__Challenge__: Count how many lines of the material contain the string "networking", then give that number and nothing more.

__Provided data__:
□ □ □ □

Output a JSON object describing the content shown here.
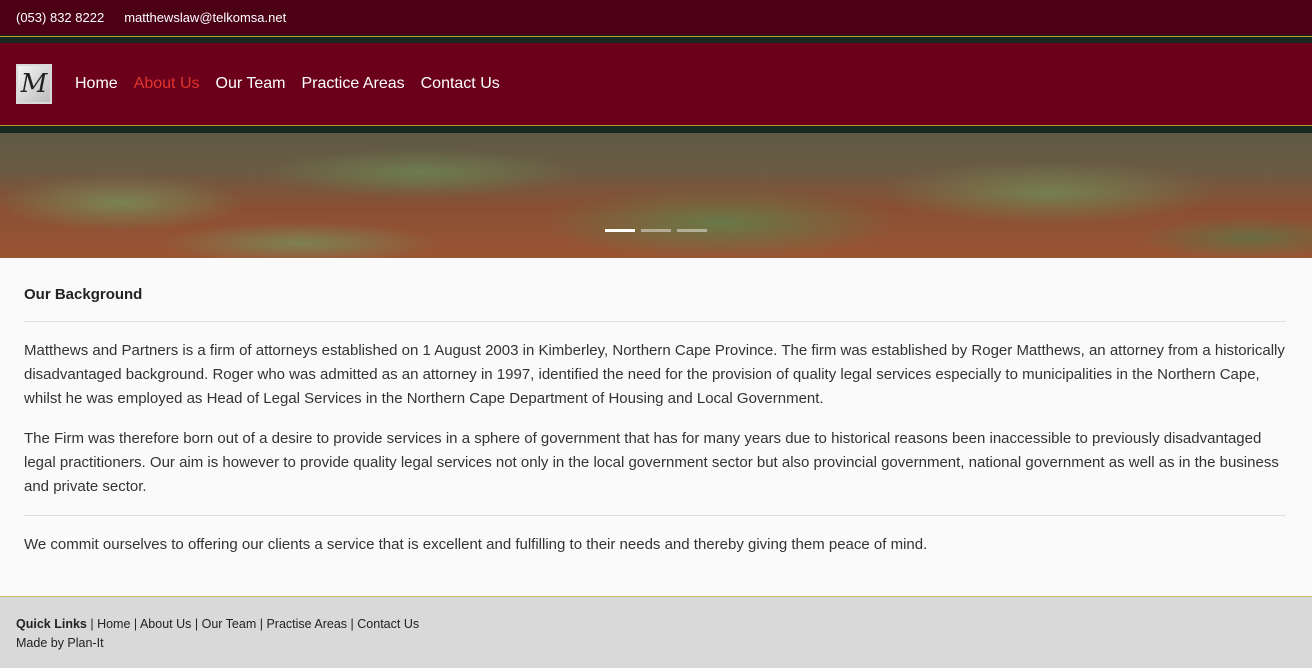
{
  "topbar": {
    "phone": "(053) 832 8222",
    "email": "matthewslaw@telkomsa.net"
  },
  "logo": {
    "letter": "M"
  },
  "nav": {
    "items": [
      {
        "label": "Home"
      },
      {
        "label": "About Us"
      },
      {
        "label": "Our Team"
      },
      {
        "label": "Practice Areas"
      },
      {
        "label": "Contact Us"
      }
    ],
    "active": "About Us"
  },
  "carousel": {
    "slides": 3,
    "active_index": 0
  },
  "content": {
    "heading": "Our Background",
    "paragraphs": [
      "Matthews and Partners is a firm of attorneys established on 1 August 2003 in Kimberley, Northern Cape Province. The firm was established by Roger Matthews, an attorney from a historically disadvantaged background. Roger who was admitted as an attorney in 1997, identified the need for the provision of quality legal services especially to municipalities in the Northern Cape, whilst he was employed as Head of Legal Services in the Northern Cape Department of Housing and Local Government.",
      "The Firm was therefore born out of a desire to provide services in a sphere of government that has for many years due to historical reasons been inaccessible to previously disadvantaged legal practitioners. Our aim is however to provide quality legal services not only in the local government sector but also provincial government, national government as well as in the business and private sector.",
      "We commit ourselves to offering our clients a service that is excellent and fulfilling to their needs and thereby giving them peace of mind."
    ]
  },
  "footer": {
    "quick_links_label": "Quick Links",
    "separator": "|",
    "links": [
      "Home",
      "About Us",
      "Our Team",
      "Practise Areas",
      "Contact Us"
    ],
    "credit": "Made by Plan-It"
  },
  "colors": {
    "topbar": "#4c0017",
    "navbar": "#6a0019",
    "stripe": "#17291e",
    "gold_line": "#b59b2f",
    "active_nav": "#e0352e",
    "footer": "#d9d9d9"
  }
}
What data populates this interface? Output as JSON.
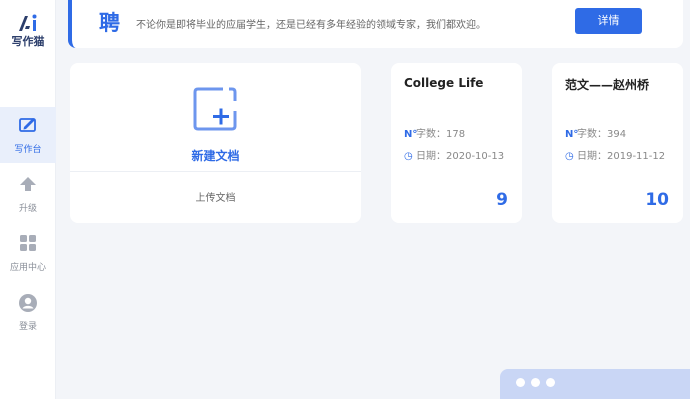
{
  "app": {
    "logo_text": "写作猫"
  },
  "sidebar": {
    "items": [
      {
        "label": "写作台",
        "icon": "pen-icon",
        "active": true
      },
      {
        "label": "升级",
        "icon": "arrow-up-icon",
        "active": false
      },
      {
        "label": "应用中心",
        "icon": "grid-icon",
        "active": false
      },
      {
        "label": "登录",
        "icon": "user-icon",
        "active": false
      }
    ]
  },
  "banner": {
    "char": "聘",
    "text": "不论你是即将毕业的应届学生，还是已经有多年经验的领域专家，我们都欢迎。",
    "button_label": "详情"
  },
  "new_doc": {
    "label": "新建文档",
    "upload_label": "上传文档"
  },
  "documents": [
    {
      "title": "College Life",
      "words_label": "字数：",
      "words": "178",
      "date_label": "日期：",
      "date": "2020-10-13",
      "count": "9"
    },
    {
      "title": "范文——赵州桥",
      "words_label": "字数：",
      "words": "394",
      "date_label": "日期：",
      "date": "2019-11-12",
      "count": "10"
    }
  ],
  "colors": {
    "accent": "#2f6be6",
    "background": "#f3f5f9"
  }
}
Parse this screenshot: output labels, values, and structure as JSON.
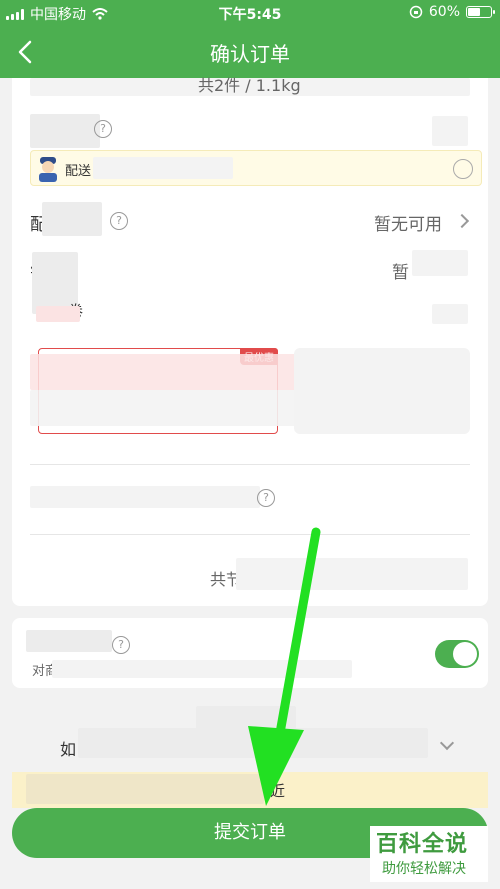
{
  "status": {
    "carrier": "中国移动",
    "time": "下午5:45",
    "battery": "60%",
    "battery_level": 0.6
  },
  "nav": {
    "title": "确认订单"
  },
  "order": {
    "count_weight": "共2件 / 1.1kg",
    "courier_label": "配送",
    "delivery_label": "配",
    "delivery_value": "暂无可用",
    "row3_label": "钅",
    "row3_value": "暂",
    "row4_label": "卷",
    "coupon_tag": "最优惠",
    "total_label": "共节"
  },
  "points": {
    "label": "对商"
  },
  "footer": {
    "remark_prefix": "如",
    "notice_suffix": "近",
    "submit_label": "提交订单"
  },
  "watermark": {
    "title": "百科全说",
    "subtitle": "助你轻松解决"
  },
  "colors": {
    "brand_green": "#4caf50",
    "coupon_red": "#e14b4b",
    "arrow_green": "#22e022"
  }
}
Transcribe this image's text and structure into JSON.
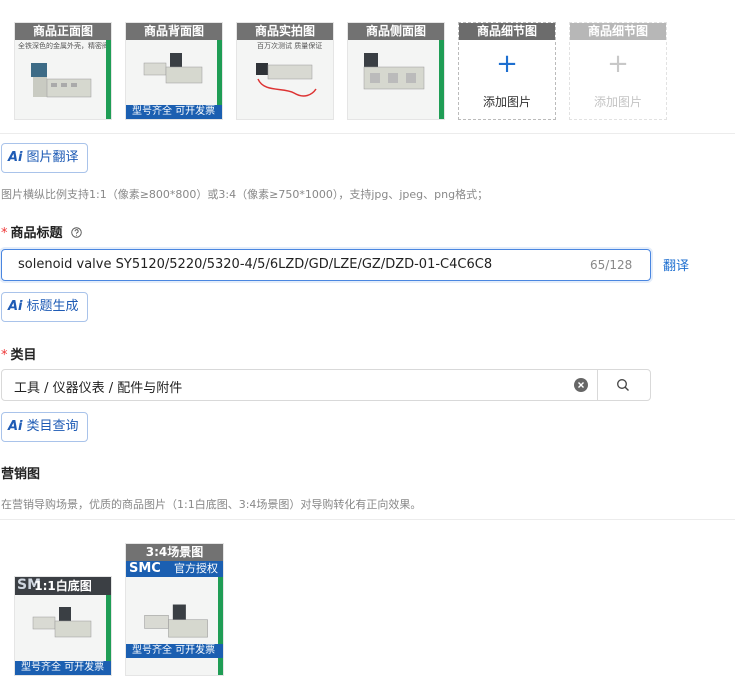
{
  "images": {
    "slots": [
      {
        "caption": "商品正面图",
        "overlay_top": "全铁深色的金属外壳，精密阀芯设计",
        "overlay_bottom": ""
      },
      {
        "caption": "商品背面图",
        "overlay_top": "",
        "overlay_bottom": "型号齐全    可开发票"
      },
      {
        "caption": "商品实拍图",
        "overlay_top": "百万次测试 质量保证",
        "overlay_bottom": ""
      },
      {
        "caption": "商品侧面图",
        "overlay_top": "",
        "overlay_bottom": ""
      }
    ],
    "add_slots": [
      {
        "caption": "商品细节图",
        "plus": "+",
        "label": "添加图片",
        "enabled": true
      },
      {
        "caption": "商品细节图",
        "plus": "+",
        "label": "添加图片",
        "enabled": false
      }
    ],
    "translate_button": {
      "ai": "Ai",
      "label": "图片翻译"
    },
    "hint": "图片横纵比例支持1:1（像素≥800*800）或3:4（像素≥750*1000），支持jpg、jpeg、png格式；"
  },
  "title_field": {
    "required_mark": "*",
    "label": "商品标题",
    "help_icon": "question-circle-icon",
    "value": "solenoid valve SY5120/5220/5320-4/5/6LZD/GD/LZE/GZ/DZD-01-C4C6C8",
    "counter": "65/128",
    "translate_link": "翻译",
    "generate_button": {
      "ai": "Ai",
      "label": "标题生成"
    }
  },
  "category_field": {
    "required_mark": "*",
    "label": "类目",
    "value": "工具 / 仪器仪表 / 配件与附件",
    "clear_icon": "clear-circle-icon",
    "search_icon": "search-icon",
    "query_button": {
      "ai": "Ai",
      "label": "类目查询"
    }
  },
  "marketing": {
    "label": "营销图",
    "hint": "在营销导购场景，优质的商品图片（1:1白底图、3:4场景图）对导购转化有正向效果。",
    "items": [
      {
        "caption": "1:1白底图",
        "brand": "SM",
        "overlay_bottom": "型号齐全    可开发票"
      },
      {
        "caption": "3:4场景图",
        "brand": "SMC",
        "brand_tag": "官方授权",
        "overlay_bottom": "型号齐全    可开发票"
      }
    ]
  },
  "colors": {
    "accent": "#1e5bb5",
    "focus_border": "#4a86e0",
    "required": "#e33333",
    "green": "#1f9d55"
  }
}
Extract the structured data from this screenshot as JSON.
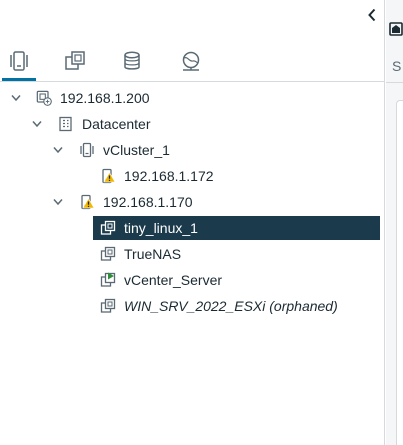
{
  "tree": {
    "host_root": {
      "label": "192.168.1.200",
      "icon": "vcenter-icon"
    },
    "datacenter": {
      "label": "Datacenter",
      "icon": "datacenter-icon"
    },
    "cluster": {
      "label": "vCluster_1",
      "icon": "cluster-icon"
    },
    "cluster_host": {
      "label": "192.168.1.172",
      "icon": "host-warning-icon"
    },
    "host": {
      "label": "192.168.1.170",
      "icon": "host-warning-icon"
    },
    "vms": [
      {
        "label": "tiny_linux_1",
        "icon": "vm-icon",
        "selected": true,
        "style": "normal"
      },
      {
        "label": "TrueNAS",
        "icon": "vm-icon",
        "selected": false,
        "style": "normal"
      },
      {
        "label": "vCenter_Server",
        "icon": "vm-running-icon",
        "selected": false,
        "style": "normal"
      },
      {
        "label": "WIN_SRV_2022_ESXi (orphaned)",
        "icon": "vm-icon",
        "selected": false,
        "style": "italic"
      }
    ]
  },
  "tabs": [
    {
      "name": "hosts-clusters-tab",
      "icon": "hosts-clusters-icon",
      "active": true
    },
    {
      "name": "vms-templates-tab",
      "icon": "vms-templates-icon",
      "active": false
    },
    {
      "name": "storage-tab",
      "icon": "storage-icon",
      "active": false
    },
    {
      "name": "networking-tab",
      "icon": "networking-icon",
      "active": false
    }
  ],
  "right_panel": {
    "partial_text": "S"
  },
  "colors": {
    "accent": "#0072a3",
    "selected_bg": "#1b3a4b",
    "warning": "#f2b700",
    "running": "#2e8f3a",
    "icon": "#5a6a74"
  }
}
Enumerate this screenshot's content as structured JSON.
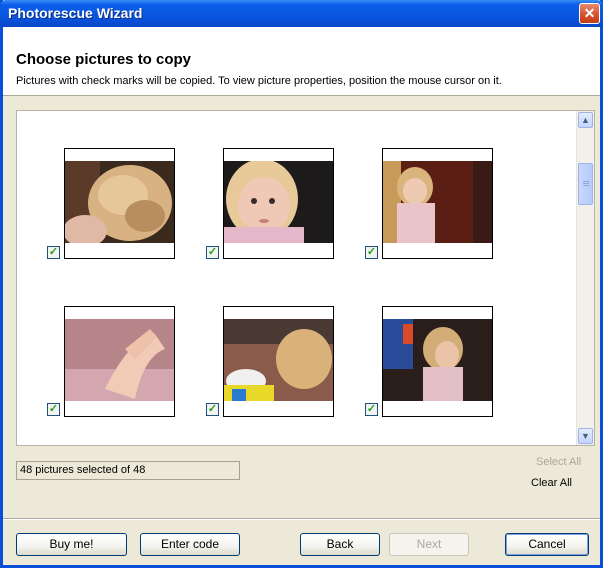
{
  "window": {
    "title": "Photorescue Wizard",
    "close_glyph": "✕"
  },
  "header": {
    "heading": "Choose pictures to copy",
    "subtext": "Pictures with check marks will be copied.  To view picture properties, position the mouse cursor on it."
  },
  "gallery": {
    "thumbnails": [
      {
        "checked": true,
        "check_glyph": "✓"
      },
      {
        "checked": true,
        "check_glyph": "✓"
      },
      {
        "checked": true,
        "check_glyph": "✓"
      },
      {
        "checked": true,
        "check_glyph": "✓"
      },
      {
        "checked": true,
        "check_glyph": "✓"
      },
      {
        "checked": true,
        "check_glyph": "✓"
      }
    ],
    "scroll_up_glyph": "▲",
    "scroll_down_glyph": "▼"
  },
  "status": {
    "selected_text": "48 pictures selected of 48"
  },
  "links": {
    "select_all": "Select All",
    "clear_all": "Clear All"
  },
  "buttons": {
    "buy": "Buy me!",
    "enter_code": "Enter code",
    "back": "Back",
    "next": "Next",
    "cancel": "Cancel"
  },
  "colors": {
    "titlebar": "#0a55e0",
    "checkmark": "#21a121",
    "dialog_bg": "#ece9d8"
  }
}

□ □ □ □

__Written answer__: 2